TASK INSTRUCTIONS >>
Tally the lines that hold the string "CASTLECROFT", and reply with the count alone.

(Dataset listings of figures)

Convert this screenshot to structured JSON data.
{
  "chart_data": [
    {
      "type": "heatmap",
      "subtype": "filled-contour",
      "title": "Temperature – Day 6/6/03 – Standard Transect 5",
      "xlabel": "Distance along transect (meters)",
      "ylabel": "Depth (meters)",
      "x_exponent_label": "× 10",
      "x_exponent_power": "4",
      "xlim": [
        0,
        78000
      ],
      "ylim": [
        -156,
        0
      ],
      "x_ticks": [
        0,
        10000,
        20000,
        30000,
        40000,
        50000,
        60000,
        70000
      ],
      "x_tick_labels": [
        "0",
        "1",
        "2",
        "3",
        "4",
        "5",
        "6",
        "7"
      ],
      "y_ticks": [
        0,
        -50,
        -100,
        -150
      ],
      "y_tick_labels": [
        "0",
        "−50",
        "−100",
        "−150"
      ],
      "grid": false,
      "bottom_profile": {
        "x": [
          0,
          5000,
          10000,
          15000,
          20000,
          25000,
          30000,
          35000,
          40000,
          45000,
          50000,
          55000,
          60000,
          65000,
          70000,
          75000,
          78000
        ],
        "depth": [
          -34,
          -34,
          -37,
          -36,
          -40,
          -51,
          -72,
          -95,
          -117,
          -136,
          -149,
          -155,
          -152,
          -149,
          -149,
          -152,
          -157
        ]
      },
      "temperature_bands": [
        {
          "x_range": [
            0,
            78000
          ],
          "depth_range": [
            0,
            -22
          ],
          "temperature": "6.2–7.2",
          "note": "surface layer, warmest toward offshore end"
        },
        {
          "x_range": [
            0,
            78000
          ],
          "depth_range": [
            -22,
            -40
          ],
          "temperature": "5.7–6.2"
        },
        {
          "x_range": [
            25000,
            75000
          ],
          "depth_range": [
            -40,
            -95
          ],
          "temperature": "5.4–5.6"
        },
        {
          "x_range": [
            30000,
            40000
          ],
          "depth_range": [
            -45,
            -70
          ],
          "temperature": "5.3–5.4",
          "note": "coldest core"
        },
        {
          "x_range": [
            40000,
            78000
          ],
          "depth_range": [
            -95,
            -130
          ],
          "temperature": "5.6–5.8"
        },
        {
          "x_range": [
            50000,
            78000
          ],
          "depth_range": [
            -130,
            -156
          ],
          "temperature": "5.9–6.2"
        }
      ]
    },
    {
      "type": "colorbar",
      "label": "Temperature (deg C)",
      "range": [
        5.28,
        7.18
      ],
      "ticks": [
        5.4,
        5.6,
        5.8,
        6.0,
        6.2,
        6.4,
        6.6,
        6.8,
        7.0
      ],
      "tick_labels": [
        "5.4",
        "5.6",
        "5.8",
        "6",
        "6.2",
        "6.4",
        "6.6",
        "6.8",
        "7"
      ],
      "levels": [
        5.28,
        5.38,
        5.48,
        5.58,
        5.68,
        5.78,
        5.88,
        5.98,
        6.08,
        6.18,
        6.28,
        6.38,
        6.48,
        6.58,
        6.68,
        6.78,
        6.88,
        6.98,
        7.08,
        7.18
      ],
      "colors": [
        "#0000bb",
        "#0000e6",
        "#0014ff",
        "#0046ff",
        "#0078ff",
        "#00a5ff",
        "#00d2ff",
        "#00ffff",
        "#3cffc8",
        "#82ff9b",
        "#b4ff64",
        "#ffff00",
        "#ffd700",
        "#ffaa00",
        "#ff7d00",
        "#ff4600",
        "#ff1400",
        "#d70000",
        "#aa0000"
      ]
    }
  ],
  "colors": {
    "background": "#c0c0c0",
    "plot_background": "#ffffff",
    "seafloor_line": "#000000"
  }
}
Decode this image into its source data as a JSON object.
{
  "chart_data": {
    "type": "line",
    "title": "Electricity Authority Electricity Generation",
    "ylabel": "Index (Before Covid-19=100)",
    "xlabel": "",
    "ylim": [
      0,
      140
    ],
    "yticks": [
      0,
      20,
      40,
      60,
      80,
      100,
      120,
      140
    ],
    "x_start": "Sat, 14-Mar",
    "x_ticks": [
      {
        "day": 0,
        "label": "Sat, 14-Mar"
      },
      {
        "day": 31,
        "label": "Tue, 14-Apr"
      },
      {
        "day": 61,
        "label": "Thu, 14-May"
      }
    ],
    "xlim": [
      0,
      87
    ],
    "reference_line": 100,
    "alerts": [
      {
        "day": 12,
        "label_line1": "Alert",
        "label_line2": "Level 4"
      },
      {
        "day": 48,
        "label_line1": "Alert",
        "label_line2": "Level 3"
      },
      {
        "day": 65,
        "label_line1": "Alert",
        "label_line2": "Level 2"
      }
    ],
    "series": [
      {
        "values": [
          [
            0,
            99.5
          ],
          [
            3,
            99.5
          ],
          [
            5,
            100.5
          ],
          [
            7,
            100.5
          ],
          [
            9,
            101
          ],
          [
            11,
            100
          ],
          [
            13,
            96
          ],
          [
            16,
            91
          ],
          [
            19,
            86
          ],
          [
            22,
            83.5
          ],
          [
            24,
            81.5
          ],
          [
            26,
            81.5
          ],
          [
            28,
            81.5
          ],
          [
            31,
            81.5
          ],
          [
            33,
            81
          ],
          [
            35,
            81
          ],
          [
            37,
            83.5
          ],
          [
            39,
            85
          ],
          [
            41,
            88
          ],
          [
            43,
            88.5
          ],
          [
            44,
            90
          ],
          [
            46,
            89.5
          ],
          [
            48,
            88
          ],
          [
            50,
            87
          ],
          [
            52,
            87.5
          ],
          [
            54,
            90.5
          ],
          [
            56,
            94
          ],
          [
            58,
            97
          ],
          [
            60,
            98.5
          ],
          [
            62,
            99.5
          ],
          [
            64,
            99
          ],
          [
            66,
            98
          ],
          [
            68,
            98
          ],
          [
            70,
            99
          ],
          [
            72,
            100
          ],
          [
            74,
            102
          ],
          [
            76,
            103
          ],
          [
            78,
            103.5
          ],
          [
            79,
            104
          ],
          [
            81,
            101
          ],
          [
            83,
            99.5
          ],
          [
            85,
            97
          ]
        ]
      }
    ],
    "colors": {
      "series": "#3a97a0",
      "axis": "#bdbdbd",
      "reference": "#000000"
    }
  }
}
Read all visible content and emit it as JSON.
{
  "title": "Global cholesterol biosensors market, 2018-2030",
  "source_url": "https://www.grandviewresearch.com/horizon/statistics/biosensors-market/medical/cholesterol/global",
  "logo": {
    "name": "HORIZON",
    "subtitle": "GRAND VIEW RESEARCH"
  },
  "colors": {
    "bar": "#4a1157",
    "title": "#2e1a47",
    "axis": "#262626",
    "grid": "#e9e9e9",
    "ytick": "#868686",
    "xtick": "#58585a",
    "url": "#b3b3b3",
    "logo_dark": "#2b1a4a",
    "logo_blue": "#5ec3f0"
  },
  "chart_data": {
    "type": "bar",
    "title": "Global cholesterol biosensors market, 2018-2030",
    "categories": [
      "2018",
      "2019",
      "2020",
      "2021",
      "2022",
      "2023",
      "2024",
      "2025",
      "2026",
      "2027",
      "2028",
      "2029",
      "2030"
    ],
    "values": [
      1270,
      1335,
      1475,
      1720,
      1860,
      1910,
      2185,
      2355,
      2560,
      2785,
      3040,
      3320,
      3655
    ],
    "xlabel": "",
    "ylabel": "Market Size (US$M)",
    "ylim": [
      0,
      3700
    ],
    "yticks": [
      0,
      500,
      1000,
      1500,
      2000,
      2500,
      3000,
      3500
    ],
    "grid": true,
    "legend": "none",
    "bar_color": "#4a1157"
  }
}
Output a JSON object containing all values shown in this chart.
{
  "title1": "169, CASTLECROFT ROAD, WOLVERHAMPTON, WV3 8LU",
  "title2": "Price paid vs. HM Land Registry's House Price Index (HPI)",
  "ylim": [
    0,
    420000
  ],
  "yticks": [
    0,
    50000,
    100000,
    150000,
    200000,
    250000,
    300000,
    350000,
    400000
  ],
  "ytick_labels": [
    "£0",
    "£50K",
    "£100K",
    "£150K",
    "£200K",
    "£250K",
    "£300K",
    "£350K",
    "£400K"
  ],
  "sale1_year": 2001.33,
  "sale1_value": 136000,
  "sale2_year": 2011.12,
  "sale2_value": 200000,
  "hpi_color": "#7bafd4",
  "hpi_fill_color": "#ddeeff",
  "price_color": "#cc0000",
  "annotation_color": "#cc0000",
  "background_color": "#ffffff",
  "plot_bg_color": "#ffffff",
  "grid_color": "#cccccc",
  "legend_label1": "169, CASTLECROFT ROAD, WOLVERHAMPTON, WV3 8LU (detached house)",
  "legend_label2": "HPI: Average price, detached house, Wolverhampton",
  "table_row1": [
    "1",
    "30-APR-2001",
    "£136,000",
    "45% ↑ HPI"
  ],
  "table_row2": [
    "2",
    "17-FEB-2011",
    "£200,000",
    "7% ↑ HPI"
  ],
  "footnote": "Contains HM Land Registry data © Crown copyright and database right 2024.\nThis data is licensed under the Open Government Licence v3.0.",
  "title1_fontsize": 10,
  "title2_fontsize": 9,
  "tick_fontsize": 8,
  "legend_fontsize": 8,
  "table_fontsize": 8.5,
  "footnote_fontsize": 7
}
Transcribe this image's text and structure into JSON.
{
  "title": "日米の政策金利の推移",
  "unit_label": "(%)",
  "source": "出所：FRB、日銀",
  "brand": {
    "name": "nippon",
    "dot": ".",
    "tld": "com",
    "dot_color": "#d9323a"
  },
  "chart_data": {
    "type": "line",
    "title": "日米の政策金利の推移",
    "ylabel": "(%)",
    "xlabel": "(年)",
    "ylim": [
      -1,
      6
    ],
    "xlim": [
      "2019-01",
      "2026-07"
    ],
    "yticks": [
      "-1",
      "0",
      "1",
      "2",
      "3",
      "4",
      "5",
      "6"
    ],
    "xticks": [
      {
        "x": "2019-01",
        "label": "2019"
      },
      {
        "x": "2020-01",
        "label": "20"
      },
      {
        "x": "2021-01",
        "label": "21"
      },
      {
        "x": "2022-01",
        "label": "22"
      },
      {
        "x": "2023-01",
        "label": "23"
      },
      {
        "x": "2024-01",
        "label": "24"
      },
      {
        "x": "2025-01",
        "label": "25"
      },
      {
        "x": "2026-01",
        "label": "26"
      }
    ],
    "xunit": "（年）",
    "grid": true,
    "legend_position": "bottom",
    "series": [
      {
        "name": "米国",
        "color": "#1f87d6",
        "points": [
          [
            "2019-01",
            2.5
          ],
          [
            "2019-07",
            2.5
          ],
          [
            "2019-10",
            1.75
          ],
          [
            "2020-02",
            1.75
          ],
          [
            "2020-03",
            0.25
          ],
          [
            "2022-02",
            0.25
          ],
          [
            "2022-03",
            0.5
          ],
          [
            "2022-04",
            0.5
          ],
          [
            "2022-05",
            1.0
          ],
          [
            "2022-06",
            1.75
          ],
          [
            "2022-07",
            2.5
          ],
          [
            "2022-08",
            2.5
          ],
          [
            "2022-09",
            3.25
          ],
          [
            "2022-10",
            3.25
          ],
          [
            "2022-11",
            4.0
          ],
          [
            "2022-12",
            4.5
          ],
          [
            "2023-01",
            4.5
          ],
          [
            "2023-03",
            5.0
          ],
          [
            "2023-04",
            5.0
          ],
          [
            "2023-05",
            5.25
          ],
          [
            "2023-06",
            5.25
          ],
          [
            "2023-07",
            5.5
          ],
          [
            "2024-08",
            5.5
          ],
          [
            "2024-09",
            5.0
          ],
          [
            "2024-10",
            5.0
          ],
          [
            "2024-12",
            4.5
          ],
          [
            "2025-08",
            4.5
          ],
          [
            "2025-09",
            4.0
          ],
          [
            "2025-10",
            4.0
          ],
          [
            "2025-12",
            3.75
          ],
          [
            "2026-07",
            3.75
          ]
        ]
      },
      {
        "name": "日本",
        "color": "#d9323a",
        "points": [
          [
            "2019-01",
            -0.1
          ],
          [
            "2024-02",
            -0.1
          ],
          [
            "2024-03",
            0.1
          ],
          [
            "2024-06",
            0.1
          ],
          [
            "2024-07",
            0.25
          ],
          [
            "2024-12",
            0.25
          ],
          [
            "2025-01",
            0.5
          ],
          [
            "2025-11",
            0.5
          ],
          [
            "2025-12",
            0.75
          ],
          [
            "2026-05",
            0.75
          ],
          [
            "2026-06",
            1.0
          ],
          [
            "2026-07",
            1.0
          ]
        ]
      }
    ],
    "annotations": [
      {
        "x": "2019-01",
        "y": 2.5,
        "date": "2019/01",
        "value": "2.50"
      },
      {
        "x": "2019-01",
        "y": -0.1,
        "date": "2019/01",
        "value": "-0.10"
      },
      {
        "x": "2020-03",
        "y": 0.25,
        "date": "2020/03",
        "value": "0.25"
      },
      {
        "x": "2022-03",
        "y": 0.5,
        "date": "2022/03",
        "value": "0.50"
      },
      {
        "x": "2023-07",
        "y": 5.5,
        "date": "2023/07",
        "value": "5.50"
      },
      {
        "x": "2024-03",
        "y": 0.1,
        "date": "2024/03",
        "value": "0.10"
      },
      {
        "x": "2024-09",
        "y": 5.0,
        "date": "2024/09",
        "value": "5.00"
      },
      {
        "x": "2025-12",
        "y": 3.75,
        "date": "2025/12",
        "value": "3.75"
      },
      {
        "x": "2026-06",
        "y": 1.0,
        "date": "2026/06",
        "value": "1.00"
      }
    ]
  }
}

SOLUTION TO THE EXERCISE >>
2